Supplied data:
= = =
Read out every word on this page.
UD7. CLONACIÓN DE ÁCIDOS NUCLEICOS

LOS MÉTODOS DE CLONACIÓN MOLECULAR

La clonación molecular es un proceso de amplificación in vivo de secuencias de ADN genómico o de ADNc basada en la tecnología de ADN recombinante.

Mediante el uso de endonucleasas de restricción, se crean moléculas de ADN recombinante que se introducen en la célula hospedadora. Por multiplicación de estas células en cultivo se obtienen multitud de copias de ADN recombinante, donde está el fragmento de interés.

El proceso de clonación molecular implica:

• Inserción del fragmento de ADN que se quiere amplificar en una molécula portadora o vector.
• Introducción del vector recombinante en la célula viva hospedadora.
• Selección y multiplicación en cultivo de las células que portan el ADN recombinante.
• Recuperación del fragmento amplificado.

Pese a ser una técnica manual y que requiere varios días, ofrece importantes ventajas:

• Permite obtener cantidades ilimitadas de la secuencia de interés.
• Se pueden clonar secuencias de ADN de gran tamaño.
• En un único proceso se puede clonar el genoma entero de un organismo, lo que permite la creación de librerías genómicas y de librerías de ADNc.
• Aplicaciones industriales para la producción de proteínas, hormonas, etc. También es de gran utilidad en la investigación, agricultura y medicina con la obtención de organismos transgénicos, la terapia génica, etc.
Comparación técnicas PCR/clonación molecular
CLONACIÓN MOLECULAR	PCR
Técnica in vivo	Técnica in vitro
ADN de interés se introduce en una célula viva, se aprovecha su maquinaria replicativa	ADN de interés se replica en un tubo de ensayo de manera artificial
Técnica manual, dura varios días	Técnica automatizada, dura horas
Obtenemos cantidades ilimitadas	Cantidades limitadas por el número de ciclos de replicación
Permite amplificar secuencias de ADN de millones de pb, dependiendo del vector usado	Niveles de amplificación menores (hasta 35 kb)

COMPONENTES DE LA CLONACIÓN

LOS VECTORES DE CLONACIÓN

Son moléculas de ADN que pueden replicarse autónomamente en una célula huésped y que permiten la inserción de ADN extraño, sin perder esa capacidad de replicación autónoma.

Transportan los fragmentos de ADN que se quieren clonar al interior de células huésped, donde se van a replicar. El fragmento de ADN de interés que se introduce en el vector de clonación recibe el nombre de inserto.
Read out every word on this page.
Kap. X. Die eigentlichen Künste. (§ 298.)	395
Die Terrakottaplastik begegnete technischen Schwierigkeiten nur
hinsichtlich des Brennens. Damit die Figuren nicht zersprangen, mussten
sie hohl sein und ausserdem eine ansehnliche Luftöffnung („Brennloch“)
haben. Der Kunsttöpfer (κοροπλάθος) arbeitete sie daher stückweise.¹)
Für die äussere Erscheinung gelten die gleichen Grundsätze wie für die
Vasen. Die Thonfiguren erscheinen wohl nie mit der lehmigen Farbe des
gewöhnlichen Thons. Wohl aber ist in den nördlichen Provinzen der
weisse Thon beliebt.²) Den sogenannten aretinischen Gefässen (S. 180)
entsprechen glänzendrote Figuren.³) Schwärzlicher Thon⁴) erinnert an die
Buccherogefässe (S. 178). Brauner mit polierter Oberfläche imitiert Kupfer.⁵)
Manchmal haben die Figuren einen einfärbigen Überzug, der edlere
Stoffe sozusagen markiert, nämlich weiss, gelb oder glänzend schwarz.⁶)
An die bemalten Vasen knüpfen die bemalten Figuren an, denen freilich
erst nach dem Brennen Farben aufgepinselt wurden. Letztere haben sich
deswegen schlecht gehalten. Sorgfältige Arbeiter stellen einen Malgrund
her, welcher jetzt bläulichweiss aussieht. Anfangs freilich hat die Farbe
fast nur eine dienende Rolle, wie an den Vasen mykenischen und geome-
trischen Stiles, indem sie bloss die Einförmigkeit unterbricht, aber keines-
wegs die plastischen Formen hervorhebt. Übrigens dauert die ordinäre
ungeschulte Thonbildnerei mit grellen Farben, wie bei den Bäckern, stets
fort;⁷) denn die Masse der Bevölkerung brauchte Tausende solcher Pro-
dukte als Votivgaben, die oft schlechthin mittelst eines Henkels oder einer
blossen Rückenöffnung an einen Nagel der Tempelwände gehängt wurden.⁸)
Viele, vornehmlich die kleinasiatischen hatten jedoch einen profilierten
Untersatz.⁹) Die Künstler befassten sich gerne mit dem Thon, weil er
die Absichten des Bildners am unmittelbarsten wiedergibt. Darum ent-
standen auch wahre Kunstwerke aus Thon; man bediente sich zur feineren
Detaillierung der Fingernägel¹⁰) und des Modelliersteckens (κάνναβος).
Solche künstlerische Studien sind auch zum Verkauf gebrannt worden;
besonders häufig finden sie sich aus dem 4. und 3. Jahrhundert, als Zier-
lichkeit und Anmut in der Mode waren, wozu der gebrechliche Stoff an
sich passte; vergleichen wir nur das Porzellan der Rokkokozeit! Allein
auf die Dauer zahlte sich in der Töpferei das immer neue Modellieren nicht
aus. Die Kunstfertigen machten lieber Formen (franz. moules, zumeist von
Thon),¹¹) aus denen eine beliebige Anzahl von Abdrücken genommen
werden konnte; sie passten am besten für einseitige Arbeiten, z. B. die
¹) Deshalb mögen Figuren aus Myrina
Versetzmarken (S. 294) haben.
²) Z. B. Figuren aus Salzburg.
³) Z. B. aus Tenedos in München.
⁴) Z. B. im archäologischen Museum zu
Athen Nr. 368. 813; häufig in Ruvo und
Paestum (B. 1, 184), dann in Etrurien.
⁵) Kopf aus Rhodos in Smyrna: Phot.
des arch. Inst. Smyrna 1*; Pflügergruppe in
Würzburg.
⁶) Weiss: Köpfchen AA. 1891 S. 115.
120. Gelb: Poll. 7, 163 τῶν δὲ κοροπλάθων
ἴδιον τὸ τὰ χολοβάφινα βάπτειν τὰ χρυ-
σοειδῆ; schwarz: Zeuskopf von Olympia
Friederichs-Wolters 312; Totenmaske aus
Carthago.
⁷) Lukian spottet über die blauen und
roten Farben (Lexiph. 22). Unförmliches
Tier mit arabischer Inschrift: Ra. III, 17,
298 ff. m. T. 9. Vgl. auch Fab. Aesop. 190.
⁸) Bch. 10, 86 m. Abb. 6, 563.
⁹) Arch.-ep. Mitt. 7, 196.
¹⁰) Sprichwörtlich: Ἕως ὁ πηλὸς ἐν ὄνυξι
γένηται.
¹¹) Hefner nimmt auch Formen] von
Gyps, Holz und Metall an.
= = =
What to work on: Nothing should be changed: write out all of the data as is.

Response to the task:
Read out every word on this page.
UD7. CLONACIÓN DE ÁCIDOS NUCLEICOS

LOS MÉTODOS DE CLONACIÓN MOLECULAR

La clonación molecular es un proceso de amplificación in vivo de secuencias de ADN genómico o de ADNc basada en la tecnología de ADN recombinante.

Mediante el uso de endonucleasas de restricción, se crean moléculas de ADN recombinante que se introducen en la célula hospedadora. Por multiplicación de estas células en cultivo se obtienen multitud de copias de ADN recombinante, donde está el fragmento de interés.

El proceso de clonación molecular implica:

• Inserción del fragmento de ADN que se quiere amplificar en una molécula portadora o vector.
• Introducción del vector recombinante en la célula viva hospedadora.
• Selección y multiplicación en cultivo de las células que portan el ADN recombinante.
• Recuperación del fragmento amplificado.

Pese a ser una técnica manual y que requiere varios días, ofrece importantes ventajas:

• Permite obtener cantidades ilimitadas de la secuencia de interés.
• Se pueden clonar secuencias de ADN de gran tamaño.
• En un único proceso se puede clonar el genoma entero de un organismo, lo que permite la creación de librerías genómicas y de librerías de ADNc.
• Aplicaciones industriales para la producción de proteínas, hormonas, etc. También es de gran utilidad en la investigación, agricultura y medicina con la obtención de organismos transgénicos, la terapia génica, etc.
Comparación técnicas PCR/clonación molecular
CLONACIÓN MOLECULAR	PCR
Técnica in vivo	Técnica in vitro
ADN de interés se introduce en una célula viva, se aprovecha su maquinaria replicativa	ADN de interés se replica en un tubo de ensayo de manera artificial
Técnica manual, dura varios días	Técnica automatizada, dura horas
Obtenemos cantidades ilimitadas	Cantidades limitadas por el número de ciclos de replicación
Permite amplificar secuencias de ADN de millones de pb, dependiendo del vector usado	Niveles de amplificación menores (hasta 35 kb)

COMPONENTES DE LA CLONACIÓN

LOS VECTORES DE CLONACIÓN

Son moléculas de ADN que pueden replicarse autónomamente en una célula huésped y que permiten la inserción de ADN extraño, sin perder esa capacidad de replicación autónoma.

Transportan los fragmentos de ADN que se quieren clonar al interior de células huésped, donde se van a replicar. El fragmento de ADN de interés que se introduce en el vector de clonación recibe el nombre de inserto.
Read out every word on this page.
Kap. X. Die eigentlichen Künste. (§ 298.)	395
Die Terrakottaplastik begegnete technischen Schwierigkeiten nur
hinsichtlich des Brennens. Damit die Figuren nicht zersprangen, mussten
sie hohl sein und ausserdem eine ansehnliche Luftöffnung („Brennloch“)
haben. Der Kunsttöpfer (κοροπλάθος) arbeitete sie daher stückweise.¹)
Für die äussere Erscheinung gelten die gleichen Grundsätze wie für die
Vasen. Die Thonfiguren erscheinen wohl nie mit der lehmigen Farbe des
gewöhnlichen Thons. Wohl aber ist in den nördlichen Provinzen der
weisse Thon beliebt.²) Den sogenannten aretinischen Gefässen (S. 180)
entsprechen glänzendrote Figuren.³) Schwärzlicher Thon⁴) erinnert an die
Buccherogefässe (S. 178). Brauner mit polierter Oberfläche imitiert Kupfer.⁵)
Manchmal haben die Figuren einen einfärbigen Überzug, der edlere
Stoffe sozusagen markiert, nämlich weiss, gelb oder glänzend schwarz.⁶)
An die bemalten Vasen knüpfen die bemalten Figuren an, denen freilich
erst nach dem Brennen Farben aufgepinselt wurden. Letztere haben sich
deswegen schlecht gehalten. Sorgfältige Arbeiter stellen einen Malgrund
her, welcher jetzt bläulichweiss aussieht. Anfangs freilich hat die Farbe
fast nur eine dienende Rolle, wie an den Vasen mykenischen und geome-
trischen Stiles, indem sie bloss die Einförmigkeit unterbricht, aber keines-
wegs die plastischen Formen hervorhebt. Übrigens dauert die ordinäre
ungeschulte Thonbildnerei mit grellen Farben, wie bei den Bäckern, stets
fort;⁷) denn die Masse der Bevölkerung brauchte Tausende solcher Pro-
dukte als Votivgaben, die oft schlechthin mittelst eines Henkels oder einer
blossen Rückenöffnung an einen Nagel der Tempelwände gehängt wurden.⁸)
Viele, vornehmlich die kleinasiatischen hatten jedoch einen profilierten
Untersatz.⁹) Die Künstler befassten sich gerne mit dem Thon, weil er
die Absichten des Bildners am unmittelbarsten wiedergibt. Darum ent-
standen auch wahre Kunstwerke aus Thon; man bediente sich zur feineren
Detaillierung der Fingernägel¹⁰) und des Modelliersteckens (κάνναβος).
Solche künstlerische Studien sind auch zum Verkauf gebrannt worden;
besonders häufig finden sie sich aus dem 4. und 3. Jahrhundert, als Zier-
lichkeit und Anmut in der Mode waren, wozu der gebrechliche Stoff an
sich passte; vergleichen wir nur das Porzellan der Rokkokozeit! Allein
auf die Dauer zahlte sich in der Töpferei das immer neue Modellieren nicht
aus. Die Kunstfertigen machten lieber Formen (franz. moules, zumeist von
Thon),¹¹) aus denen eine beliebige Anzahl von Abdrücken genommen
werden konnte; sie passten am besten für einseitige Arbeiten, z. B. die
¹) Deshalb mögen Figuren aus Myrina
Versetzmarken (S. 294) haben.
²) Z. B. Figuren aus Salzburg.
³) Z. B. aus Tenedos in München.
⁴) Z. B. im archäologischen Museum zu
Athen Nr. 368. 813; häufig in Ruvo und
Paestum (B. 1, 184), dann in Etrurien.
⁵) Kopf aus Rhodos in Smyrna: Phot.
des arch. Inst. Smyrna 1*; Pflügergruppe in
Würzburg.
⁶) Weiss: Köpfchen AA. 1891 S. 115.
120. Gelb: Poll. 7, 163 τῶν δὲ κοροπλάθων
ἴδιον τὸ τὰ χολοβάφινα βάπτειν τὰ χρυ-
σοειδῆ; schwarz: Zeuskopf von Olympia
Friederichs-Wolters 312; Totenmaske aus
Carthago.
⁷) Lukian spottet über die blauen und
roten Farben (Lexiph. 22). Unförmliches
Tier mit arabischer Inschrift: Ra. III, 17,
298 ff. m. T. 9. Vgl. auch Fab. Aesop. 190.
⁸) Bch. 10, 86 m. Abb. 6, 563.
⁹) Arch.-ep. Mitt. 7, 196.
¹⁰) Sprichwörtlich: Ἕως ὁ πηλὸς ἐν ὄνυξι
γένηται.
¹¹) Hefner nimmt auch Formen] von
Gyps, Holz und Metall an.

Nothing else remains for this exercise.